_Task brief_
Locate each line holding the string "name" and copy it.

..............................

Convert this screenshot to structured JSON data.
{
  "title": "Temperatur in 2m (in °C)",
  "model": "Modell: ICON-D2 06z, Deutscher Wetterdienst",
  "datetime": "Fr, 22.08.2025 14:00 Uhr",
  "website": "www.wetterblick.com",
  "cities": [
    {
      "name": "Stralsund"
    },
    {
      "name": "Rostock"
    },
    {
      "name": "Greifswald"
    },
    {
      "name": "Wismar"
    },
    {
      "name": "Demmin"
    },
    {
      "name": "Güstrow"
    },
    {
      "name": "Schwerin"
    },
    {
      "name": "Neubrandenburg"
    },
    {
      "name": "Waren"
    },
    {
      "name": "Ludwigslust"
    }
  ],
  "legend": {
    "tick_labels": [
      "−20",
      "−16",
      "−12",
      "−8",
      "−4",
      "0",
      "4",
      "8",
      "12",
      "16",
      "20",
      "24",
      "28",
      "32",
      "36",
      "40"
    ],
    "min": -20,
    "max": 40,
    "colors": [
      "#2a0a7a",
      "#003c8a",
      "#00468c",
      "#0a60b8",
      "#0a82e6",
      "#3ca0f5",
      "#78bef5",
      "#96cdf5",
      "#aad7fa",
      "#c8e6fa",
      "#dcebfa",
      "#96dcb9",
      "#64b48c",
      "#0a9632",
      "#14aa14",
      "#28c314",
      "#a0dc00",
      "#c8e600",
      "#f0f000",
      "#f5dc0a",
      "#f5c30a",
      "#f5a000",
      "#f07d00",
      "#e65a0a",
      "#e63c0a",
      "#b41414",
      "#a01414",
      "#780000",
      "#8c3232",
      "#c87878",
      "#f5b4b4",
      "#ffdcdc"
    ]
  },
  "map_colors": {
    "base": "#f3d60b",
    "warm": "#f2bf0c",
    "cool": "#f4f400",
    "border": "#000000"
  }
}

..............................

_Finished answer_
      "name": "Stralsund"
      "name": "Rostock"
      "name": "Greifswald"
      "name": "Wismar"
      "name": "Demmin"
      "name": "Güstrow"
      "name": "Schwerin"
      "name": "Neubrandenburg"
      "name": "Waren"
      "name": "Ludwigslust"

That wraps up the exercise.